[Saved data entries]
● ● ● ●

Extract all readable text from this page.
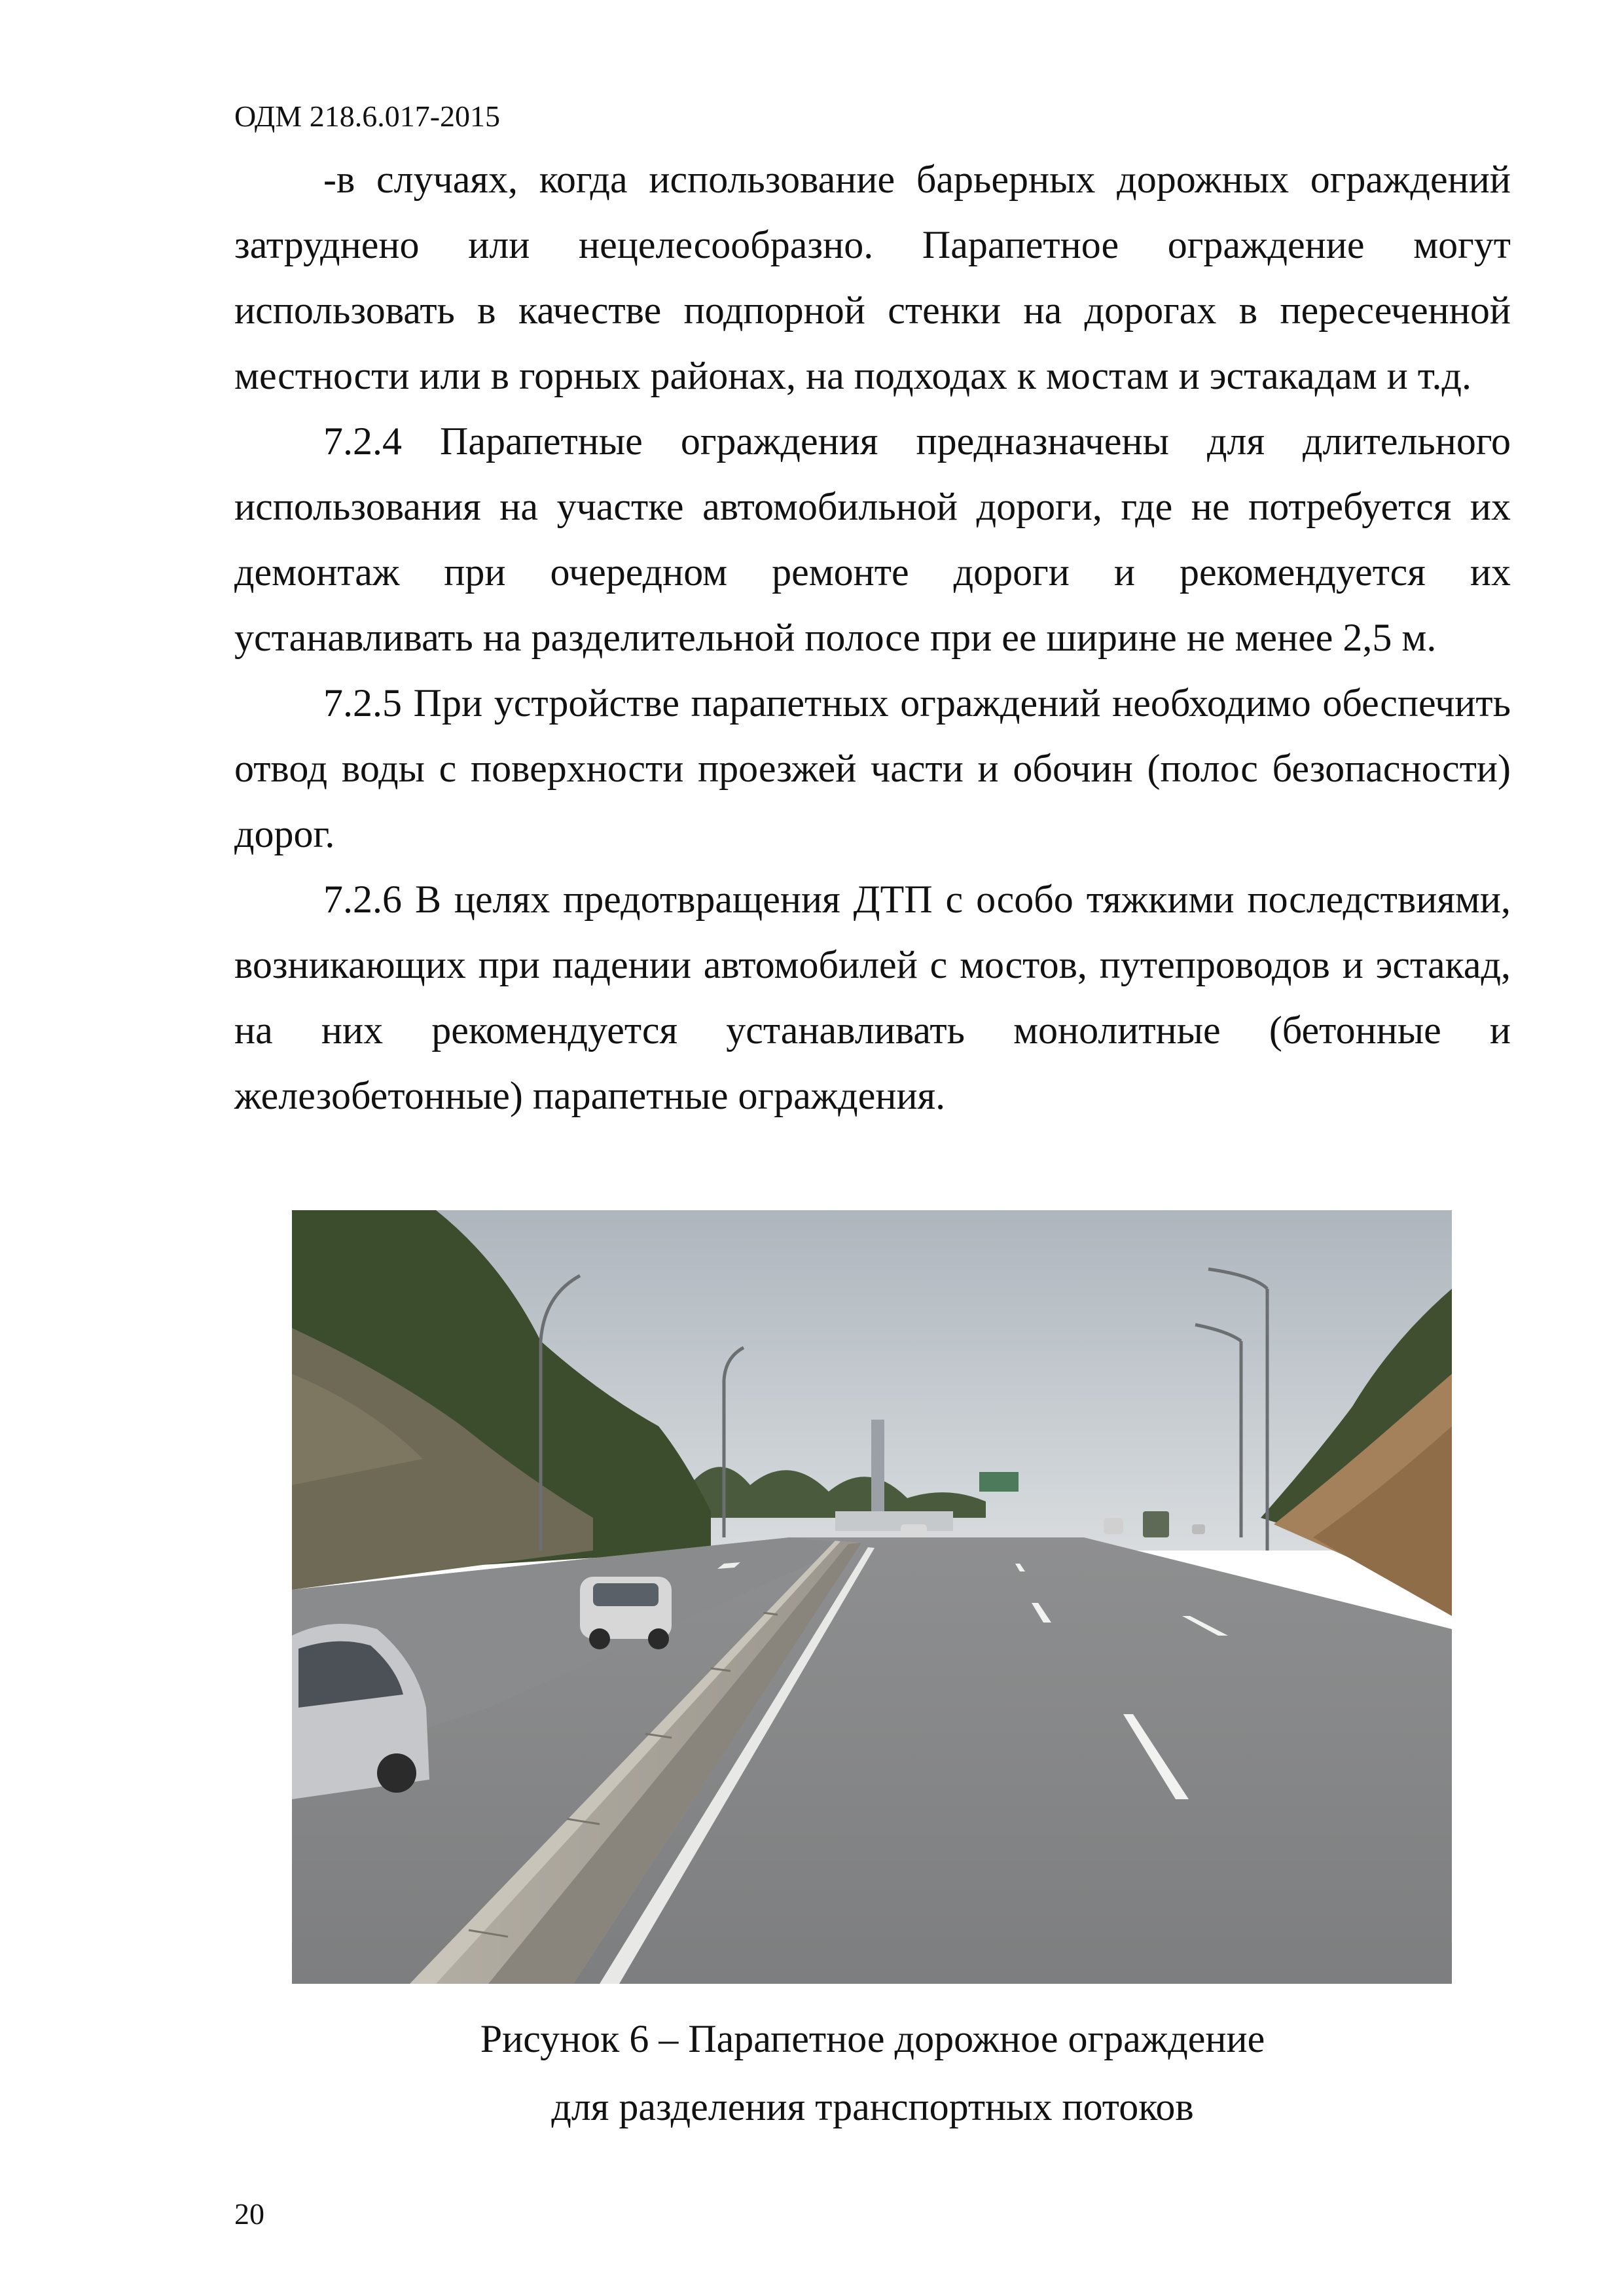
ОДМ 218.6.017-2015

-в случаях, когда использование барьерных дорожных ограждений затруднено или нецелесообразно. Парапетное ограждение могут использовать в качестве подпорной стенки на дорогах в пересеченной местности или в горных районах, на подходах к мостам и эстакадам и т.д.

7.2.4 Парапетные ограждения предназначены для длительного использования на участке автомобильной дороги, где не потребуется их демонтаж при очередном ремонте дороги и рекомендуется их устанавливать на разделительной полосе при ее ширине не менее 2,5 м.

7.2.5 При устройстве парапетных ограждений необходимо обеспечить отвод воды с поверхности проезжей части и обочин (полос безопасности) дорог.

7.2.6 В целях предотвращения ДТП с особо тяжкими последствиями, возникающих при падении автомобилей с мостов, путепроводов и эстакад, на них рекомендуется устанавливать монолитные (бетонные и железобетонные) парапетные ограждения.

Рисунок 6 – Парапетное дорожное ограждение
для разделения транспортных потоков
20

● ● ● ●

:: Task description ::
Search the data for the word "Парапетное" and copy each line where it appears.

:: Solution to this task ::
-в случаях, когда использование барьерных дорожных ограждений затруднено или нецелесообразно. Парапетное ограждение могут использовать в качестве подпорной стенки на дорогах в пересеченной местности или в горных районах, на подходах к мостам и эстакадам и т.д.
Рисунок 6 – Парапетное дорожное ограждение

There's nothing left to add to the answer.